** start of Input data **

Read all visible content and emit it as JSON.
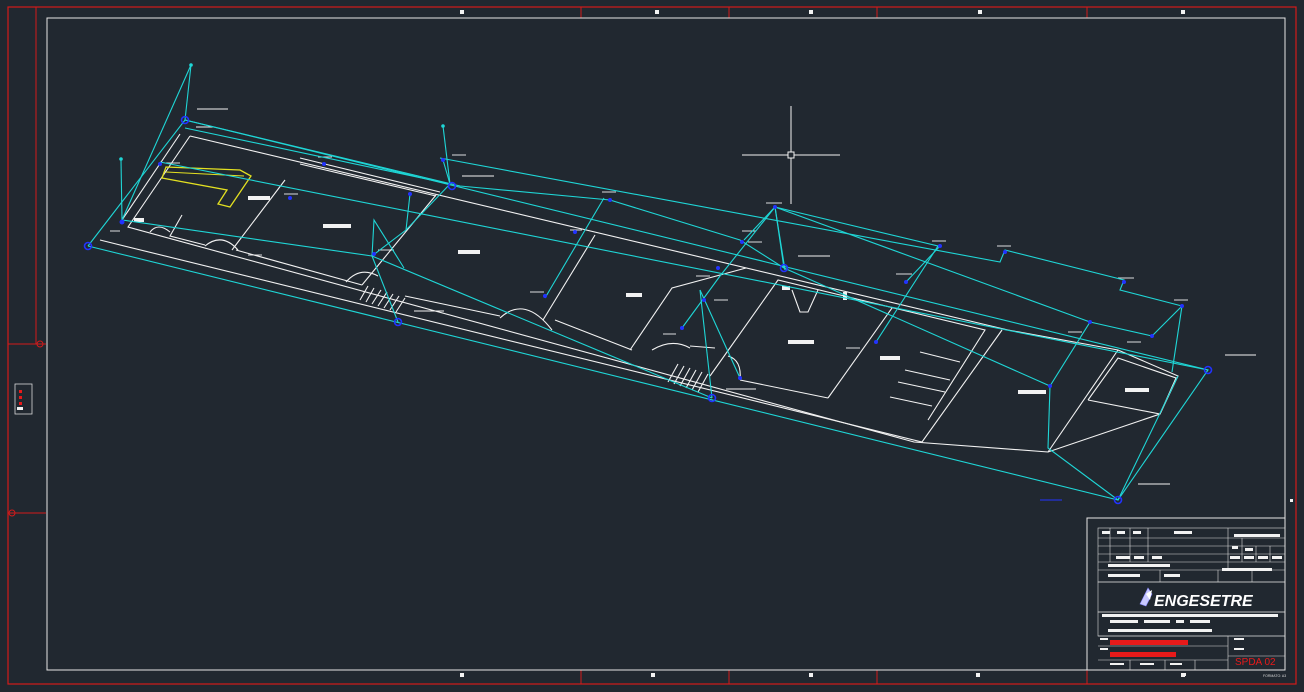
{
  "titleblock": {
    "company_name": "ENGESETRE",
    "drawing_code": "SPDA 02",
    "format_note": "FORMATO: A3"
  },
  "colors": {
    "background": "#212830",
    "sheet_border": "#d41a1a",
    "inner_frame": "#e6e6e6",
    "walls": "#f2f2f2",
    "spda_cable": "#1fd6d6",
    "electrode": "#2233ff",
    "highlight": "#e3e021",
    "stamp": "#e81a1a"
  },
  "icons": {
    "logo": "engesetre-logo-icon",
    "cursor": "crosshair-cursor-icon"
  }
}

** end of Input data **

* Exercise objective: Send back the data above word for word, with the pictures left out.

* The response:
Read all visible content and emit it as JSON.
{
  "titleblock": {
    "company_name": "ENGESETRE",
    "drawing_code": "SPDA 02",
    "format_note": "FORMATO: A3"
  },
  "colors": {
    "background": "#212830",
    "sheet_border": "#d41a1a",
    "inner_frame": "#e6e6e6",
    "walls": "#f2f2f2",
    "spda_cable": "#1fd6d6",
    "electrode": "#2233ff",
    "highlight": "#e3e021",
    "stamp": "#e81a1a"
  },
  "icons": {
    "logo": "engesetre-logo-icon",
    "cursor": "crosshair-cursor-icon"
  }
}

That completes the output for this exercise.